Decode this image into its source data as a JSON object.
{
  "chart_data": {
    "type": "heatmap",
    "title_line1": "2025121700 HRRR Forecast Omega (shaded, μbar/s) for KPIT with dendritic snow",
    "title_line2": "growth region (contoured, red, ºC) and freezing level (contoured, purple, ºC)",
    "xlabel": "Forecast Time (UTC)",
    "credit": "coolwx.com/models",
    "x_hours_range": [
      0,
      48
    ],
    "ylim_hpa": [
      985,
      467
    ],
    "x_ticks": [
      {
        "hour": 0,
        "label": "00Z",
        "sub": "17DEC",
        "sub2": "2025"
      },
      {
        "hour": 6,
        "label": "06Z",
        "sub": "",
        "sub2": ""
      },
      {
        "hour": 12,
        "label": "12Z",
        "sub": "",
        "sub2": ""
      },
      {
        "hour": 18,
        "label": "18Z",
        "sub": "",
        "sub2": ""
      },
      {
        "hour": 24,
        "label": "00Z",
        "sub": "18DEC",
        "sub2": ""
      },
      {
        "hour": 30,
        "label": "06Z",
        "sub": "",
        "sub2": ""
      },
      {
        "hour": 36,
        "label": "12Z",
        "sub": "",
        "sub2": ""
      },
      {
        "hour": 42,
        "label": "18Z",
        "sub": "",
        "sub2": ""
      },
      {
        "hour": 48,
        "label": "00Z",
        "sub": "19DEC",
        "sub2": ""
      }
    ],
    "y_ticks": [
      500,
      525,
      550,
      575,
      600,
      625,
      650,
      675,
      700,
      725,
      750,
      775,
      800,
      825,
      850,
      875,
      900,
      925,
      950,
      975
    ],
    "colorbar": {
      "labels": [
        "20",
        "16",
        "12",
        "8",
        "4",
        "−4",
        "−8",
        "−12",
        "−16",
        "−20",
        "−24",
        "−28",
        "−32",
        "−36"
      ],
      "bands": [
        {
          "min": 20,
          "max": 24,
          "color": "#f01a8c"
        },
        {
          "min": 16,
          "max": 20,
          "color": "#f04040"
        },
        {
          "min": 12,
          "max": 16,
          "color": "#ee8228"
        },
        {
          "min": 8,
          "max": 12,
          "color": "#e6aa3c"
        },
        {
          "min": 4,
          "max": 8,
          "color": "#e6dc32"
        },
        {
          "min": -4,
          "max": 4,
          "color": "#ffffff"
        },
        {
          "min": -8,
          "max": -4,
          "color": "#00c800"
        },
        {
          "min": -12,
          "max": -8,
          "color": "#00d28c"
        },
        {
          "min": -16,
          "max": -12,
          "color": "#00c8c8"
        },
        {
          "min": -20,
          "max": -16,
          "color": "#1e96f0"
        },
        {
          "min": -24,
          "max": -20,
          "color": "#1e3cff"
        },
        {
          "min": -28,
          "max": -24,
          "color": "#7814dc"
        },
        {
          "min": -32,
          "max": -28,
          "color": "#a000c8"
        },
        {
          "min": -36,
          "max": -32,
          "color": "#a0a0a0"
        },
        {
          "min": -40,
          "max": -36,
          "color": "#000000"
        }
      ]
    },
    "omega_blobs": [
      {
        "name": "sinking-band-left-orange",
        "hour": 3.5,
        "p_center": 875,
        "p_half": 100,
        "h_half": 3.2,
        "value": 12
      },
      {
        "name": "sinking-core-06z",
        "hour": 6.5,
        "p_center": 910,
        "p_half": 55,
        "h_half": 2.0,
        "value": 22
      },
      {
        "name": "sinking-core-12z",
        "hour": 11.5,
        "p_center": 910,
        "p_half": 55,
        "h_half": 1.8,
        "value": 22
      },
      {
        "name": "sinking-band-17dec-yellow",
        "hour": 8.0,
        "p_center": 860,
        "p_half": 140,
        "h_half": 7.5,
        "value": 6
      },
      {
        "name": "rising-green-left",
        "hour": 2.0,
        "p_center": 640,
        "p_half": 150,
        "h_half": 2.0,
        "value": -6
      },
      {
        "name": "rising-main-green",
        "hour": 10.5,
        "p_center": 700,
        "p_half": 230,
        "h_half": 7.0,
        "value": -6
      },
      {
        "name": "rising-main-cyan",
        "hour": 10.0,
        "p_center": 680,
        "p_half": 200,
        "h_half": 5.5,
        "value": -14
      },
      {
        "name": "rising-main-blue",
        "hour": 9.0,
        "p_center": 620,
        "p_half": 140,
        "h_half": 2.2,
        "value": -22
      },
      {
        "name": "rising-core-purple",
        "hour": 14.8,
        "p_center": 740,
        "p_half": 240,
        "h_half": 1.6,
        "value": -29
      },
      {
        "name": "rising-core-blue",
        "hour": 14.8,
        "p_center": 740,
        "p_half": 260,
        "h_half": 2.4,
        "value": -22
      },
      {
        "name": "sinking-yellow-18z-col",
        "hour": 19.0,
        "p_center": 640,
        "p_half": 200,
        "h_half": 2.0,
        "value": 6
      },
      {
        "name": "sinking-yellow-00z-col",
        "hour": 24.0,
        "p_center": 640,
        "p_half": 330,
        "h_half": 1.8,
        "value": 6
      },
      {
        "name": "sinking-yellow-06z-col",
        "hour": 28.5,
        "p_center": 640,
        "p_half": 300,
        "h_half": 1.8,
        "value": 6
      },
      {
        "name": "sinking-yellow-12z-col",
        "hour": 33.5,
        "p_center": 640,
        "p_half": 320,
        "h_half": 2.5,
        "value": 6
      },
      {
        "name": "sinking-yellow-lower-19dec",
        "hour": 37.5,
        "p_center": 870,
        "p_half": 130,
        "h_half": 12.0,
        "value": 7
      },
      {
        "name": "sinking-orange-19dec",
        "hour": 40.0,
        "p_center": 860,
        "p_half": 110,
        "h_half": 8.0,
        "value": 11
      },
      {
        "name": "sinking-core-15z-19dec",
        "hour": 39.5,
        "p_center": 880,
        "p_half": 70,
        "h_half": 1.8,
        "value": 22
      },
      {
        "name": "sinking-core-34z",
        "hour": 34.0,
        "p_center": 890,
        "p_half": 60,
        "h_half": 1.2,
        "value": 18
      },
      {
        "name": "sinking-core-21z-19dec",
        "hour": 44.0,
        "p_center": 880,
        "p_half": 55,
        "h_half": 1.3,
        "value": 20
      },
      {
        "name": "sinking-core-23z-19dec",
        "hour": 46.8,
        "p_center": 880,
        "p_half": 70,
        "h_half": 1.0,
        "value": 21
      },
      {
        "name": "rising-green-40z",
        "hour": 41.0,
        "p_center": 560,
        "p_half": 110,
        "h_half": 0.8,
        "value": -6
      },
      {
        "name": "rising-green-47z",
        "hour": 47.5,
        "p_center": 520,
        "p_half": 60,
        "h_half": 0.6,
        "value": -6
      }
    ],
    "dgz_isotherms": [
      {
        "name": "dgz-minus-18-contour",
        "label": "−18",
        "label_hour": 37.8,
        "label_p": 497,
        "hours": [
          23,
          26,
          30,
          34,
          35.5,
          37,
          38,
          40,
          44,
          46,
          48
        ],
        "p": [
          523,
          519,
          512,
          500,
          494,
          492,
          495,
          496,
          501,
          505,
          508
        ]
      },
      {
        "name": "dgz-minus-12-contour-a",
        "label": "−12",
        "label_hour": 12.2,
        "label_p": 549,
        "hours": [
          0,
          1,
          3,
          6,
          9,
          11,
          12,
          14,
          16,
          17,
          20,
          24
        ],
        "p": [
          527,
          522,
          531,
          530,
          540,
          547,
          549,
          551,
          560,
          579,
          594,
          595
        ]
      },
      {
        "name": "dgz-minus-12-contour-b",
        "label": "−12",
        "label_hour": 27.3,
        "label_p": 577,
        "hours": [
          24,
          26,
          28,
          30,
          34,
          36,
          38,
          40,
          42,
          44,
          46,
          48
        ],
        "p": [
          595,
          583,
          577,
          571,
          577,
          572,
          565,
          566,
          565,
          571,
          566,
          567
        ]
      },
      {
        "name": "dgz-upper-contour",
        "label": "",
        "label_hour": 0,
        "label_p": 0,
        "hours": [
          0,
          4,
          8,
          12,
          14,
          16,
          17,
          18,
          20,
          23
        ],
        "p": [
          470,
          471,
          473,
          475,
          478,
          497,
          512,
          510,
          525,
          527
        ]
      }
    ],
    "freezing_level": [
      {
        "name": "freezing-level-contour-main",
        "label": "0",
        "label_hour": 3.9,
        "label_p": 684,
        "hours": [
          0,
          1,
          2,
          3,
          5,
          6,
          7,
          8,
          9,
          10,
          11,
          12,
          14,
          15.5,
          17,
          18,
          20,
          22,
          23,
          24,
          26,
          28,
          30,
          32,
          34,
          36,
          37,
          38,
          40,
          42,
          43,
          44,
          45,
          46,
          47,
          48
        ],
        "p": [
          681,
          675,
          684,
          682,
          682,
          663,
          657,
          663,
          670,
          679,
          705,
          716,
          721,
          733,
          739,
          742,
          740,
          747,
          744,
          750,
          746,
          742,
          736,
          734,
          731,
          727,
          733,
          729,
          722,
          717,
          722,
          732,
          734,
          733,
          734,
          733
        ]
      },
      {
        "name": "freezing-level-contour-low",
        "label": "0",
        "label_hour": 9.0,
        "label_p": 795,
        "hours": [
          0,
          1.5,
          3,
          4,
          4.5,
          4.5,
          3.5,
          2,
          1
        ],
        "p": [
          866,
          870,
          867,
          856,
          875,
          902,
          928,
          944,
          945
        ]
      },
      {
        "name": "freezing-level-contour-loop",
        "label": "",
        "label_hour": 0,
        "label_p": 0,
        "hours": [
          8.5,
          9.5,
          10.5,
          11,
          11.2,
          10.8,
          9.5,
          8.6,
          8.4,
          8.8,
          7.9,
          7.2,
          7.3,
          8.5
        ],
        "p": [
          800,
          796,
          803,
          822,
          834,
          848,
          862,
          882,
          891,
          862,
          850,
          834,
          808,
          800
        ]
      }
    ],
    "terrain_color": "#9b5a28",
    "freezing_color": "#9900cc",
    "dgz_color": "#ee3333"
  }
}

========================================================================

**Short task**
Filter the entries down to the lines containing "minus". Copy each of those lines.

**The solution**
        "name": "dgz-minus-18-contour",
        "name": "dgz-minus-12-contour-a",
        "name": "dgz-minus-12-contour-b",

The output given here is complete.